* Written task *
Extract all lines that hold the string "Isolamento".

Figure collection entries
═══

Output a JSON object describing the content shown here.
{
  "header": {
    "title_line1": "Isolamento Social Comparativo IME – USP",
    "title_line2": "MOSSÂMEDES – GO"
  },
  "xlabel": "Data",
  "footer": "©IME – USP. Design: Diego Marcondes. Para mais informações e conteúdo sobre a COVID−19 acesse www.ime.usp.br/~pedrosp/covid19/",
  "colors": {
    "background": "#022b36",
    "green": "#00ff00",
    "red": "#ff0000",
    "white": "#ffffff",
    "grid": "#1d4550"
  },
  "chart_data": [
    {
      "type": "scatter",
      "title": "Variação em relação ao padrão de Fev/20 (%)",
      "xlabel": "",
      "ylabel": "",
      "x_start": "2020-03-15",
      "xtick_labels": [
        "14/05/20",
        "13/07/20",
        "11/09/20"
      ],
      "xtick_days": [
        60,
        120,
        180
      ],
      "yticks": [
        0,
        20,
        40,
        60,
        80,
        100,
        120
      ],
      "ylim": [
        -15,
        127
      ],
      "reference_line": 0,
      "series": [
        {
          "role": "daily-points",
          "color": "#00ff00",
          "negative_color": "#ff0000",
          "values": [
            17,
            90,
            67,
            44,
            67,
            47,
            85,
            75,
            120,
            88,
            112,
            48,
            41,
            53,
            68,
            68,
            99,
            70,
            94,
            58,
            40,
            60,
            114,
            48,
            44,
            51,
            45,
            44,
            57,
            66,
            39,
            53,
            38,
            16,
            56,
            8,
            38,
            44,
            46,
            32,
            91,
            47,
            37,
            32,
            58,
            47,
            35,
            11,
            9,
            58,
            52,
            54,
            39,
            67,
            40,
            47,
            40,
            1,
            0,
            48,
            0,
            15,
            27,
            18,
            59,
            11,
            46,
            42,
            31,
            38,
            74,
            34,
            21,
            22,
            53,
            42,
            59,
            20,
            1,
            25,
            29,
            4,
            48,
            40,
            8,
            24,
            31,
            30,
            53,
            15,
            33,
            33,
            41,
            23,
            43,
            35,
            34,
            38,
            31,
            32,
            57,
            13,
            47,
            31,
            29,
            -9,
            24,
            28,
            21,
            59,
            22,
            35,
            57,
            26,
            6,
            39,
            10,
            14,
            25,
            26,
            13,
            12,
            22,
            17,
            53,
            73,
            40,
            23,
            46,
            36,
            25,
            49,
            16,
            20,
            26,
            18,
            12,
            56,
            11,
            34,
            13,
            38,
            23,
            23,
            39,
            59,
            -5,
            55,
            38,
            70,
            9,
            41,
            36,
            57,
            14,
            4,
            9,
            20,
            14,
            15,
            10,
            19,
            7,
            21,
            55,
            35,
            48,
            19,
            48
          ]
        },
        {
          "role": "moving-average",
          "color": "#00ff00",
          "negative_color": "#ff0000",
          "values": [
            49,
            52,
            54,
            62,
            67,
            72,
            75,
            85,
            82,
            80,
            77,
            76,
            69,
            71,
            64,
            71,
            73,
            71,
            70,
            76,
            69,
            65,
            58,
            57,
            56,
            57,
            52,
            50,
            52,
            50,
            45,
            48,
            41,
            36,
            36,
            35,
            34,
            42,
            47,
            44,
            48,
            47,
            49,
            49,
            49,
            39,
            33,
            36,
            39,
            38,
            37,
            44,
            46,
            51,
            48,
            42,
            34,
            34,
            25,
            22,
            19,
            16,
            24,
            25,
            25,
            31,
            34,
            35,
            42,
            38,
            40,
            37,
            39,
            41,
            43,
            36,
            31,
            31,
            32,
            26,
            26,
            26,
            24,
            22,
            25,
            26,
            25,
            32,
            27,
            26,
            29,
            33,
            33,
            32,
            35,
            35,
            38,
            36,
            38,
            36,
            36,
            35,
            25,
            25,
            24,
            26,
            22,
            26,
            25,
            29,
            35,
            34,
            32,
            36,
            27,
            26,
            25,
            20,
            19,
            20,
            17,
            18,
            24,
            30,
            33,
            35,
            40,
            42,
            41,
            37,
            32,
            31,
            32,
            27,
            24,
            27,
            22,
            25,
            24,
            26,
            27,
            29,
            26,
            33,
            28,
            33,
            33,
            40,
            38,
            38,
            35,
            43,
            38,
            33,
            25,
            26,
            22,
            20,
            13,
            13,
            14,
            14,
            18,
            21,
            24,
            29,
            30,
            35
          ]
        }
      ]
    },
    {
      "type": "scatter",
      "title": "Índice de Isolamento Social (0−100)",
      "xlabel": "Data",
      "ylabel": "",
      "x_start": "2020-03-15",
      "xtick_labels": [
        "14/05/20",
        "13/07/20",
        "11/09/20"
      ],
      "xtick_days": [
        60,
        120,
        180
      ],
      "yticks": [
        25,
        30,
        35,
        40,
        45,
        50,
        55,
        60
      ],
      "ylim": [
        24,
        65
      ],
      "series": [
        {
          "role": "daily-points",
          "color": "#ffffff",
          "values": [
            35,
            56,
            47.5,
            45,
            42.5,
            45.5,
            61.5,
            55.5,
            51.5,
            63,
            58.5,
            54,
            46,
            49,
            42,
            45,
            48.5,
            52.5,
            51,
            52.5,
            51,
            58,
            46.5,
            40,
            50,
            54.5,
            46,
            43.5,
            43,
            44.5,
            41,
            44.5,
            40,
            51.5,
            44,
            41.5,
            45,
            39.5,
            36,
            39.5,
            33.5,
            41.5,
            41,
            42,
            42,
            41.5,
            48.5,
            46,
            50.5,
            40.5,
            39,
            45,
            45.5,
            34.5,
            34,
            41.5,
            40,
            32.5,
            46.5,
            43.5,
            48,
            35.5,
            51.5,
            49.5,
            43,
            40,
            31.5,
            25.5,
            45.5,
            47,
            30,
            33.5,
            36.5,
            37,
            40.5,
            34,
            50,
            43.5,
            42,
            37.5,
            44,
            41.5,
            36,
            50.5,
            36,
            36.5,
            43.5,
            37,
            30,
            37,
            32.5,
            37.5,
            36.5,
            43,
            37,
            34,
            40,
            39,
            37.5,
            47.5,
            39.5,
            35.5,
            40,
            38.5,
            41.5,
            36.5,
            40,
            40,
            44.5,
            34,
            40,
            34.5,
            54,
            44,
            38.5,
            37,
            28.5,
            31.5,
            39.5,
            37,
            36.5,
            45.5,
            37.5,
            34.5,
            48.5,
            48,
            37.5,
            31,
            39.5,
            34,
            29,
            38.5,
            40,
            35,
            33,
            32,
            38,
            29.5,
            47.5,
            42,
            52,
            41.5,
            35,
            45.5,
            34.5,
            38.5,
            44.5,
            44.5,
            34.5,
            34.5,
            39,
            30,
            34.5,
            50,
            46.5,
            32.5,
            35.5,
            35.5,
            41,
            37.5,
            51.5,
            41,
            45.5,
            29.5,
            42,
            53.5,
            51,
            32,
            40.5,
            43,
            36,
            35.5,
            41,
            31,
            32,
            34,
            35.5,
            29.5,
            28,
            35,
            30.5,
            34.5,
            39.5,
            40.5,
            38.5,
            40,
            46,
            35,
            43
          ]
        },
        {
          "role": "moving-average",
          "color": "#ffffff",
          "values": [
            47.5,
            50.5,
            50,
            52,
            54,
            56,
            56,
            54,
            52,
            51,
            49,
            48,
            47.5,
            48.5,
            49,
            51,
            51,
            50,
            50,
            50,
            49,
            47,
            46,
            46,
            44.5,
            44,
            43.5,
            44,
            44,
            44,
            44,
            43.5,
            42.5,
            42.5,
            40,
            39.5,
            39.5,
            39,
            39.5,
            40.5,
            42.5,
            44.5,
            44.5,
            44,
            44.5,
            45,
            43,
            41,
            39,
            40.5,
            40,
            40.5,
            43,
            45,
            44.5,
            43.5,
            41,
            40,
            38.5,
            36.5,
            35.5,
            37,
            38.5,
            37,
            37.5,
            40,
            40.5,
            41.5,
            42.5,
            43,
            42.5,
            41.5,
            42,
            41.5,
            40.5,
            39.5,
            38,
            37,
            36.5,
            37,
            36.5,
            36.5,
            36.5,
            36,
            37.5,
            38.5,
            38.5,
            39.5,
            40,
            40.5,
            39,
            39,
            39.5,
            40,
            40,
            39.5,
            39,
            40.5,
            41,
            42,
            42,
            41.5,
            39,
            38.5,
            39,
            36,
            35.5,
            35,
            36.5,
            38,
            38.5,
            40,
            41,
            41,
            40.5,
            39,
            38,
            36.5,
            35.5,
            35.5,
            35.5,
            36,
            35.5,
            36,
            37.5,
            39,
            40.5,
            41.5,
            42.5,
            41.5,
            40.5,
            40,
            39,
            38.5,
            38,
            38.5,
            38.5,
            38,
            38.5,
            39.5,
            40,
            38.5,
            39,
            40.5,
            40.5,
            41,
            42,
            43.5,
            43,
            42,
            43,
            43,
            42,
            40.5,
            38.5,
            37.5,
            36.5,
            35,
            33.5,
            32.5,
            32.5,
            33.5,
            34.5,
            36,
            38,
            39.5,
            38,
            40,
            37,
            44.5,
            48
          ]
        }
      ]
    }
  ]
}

═══

* Complete response *
    "title_line1": "Isolamento Social Comparativo IME – USP",
      "title": "Índice de Isolamento Social (0−100)",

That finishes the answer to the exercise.